==== Given information ====

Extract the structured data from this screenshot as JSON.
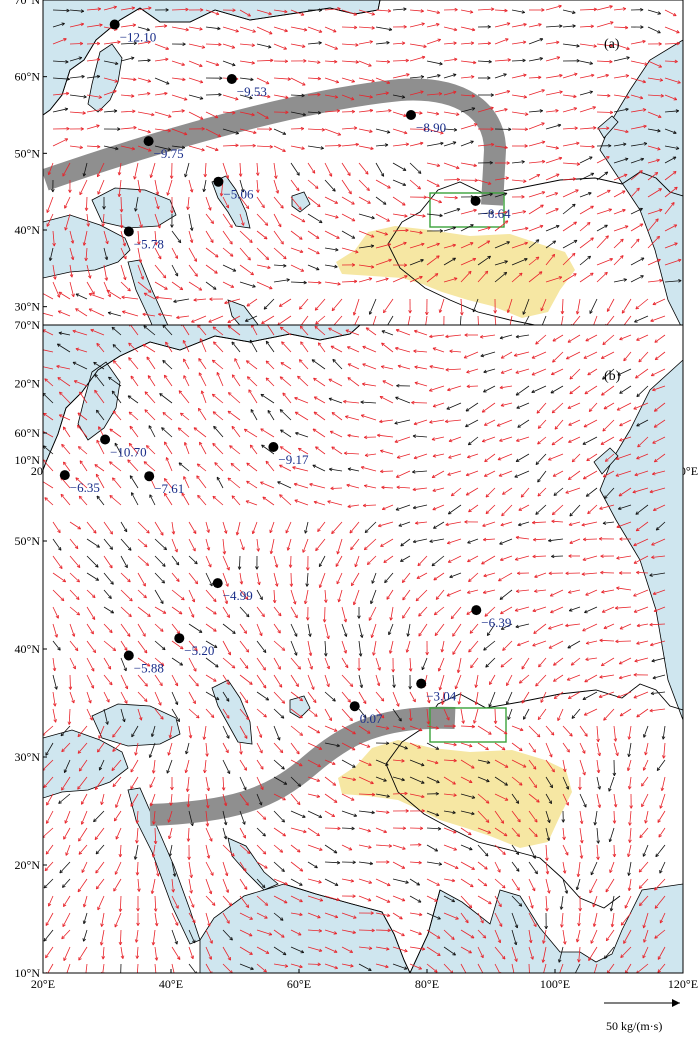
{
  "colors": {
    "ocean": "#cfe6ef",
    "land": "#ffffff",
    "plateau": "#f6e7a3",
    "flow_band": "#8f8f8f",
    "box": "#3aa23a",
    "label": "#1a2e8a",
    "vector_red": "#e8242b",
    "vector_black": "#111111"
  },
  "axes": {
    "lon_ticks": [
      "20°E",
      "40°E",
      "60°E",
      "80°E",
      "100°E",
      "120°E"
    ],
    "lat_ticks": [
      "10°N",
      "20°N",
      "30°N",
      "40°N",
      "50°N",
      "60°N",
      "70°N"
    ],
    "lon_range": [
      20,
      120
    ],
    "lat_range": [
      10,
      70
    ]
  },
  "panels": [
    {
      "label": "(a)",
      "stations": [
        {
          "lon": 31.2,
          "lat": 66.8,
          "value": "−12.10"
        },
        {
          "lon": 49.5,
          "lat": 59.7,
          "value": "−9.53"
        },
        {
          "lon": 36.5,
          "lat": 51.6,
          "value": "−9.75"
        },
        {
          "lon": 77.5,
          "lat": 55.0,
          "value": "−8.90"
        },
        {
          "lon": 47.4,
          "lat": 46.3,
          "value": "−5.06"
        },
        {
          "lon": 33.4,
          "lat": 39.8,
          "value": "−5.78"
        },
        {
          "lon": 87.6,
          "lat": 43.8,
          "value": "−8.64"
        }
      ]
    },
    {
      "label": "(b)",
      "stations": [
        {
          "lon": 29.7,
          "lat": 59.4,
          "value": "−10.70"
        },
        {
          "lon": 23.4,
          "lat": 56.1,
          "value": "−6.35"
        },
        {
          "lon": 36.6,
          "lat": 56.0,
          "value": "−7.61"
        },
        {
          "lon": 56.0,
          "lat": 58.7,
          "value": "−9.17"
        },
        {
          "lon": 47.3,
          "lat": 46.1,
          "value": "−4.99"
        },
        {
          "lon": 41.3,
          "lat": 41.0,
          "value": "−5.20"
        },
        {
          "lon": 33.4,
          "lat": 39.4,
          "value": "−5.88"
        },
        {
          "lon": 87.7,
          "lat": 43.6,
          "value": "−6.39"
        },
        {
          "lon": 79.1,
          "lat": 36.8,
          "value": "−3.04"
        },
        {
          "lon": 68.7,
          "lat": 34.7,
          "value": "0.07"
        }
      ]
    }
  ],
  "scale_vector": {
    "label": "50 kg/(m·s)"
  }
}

====

In the material above, find each line that contains the word "label", and select it.

    "label": "#1a2e8a",
      "label": "(a)",
      "label": "(b)",
    "label": "50 kg/(m·s)"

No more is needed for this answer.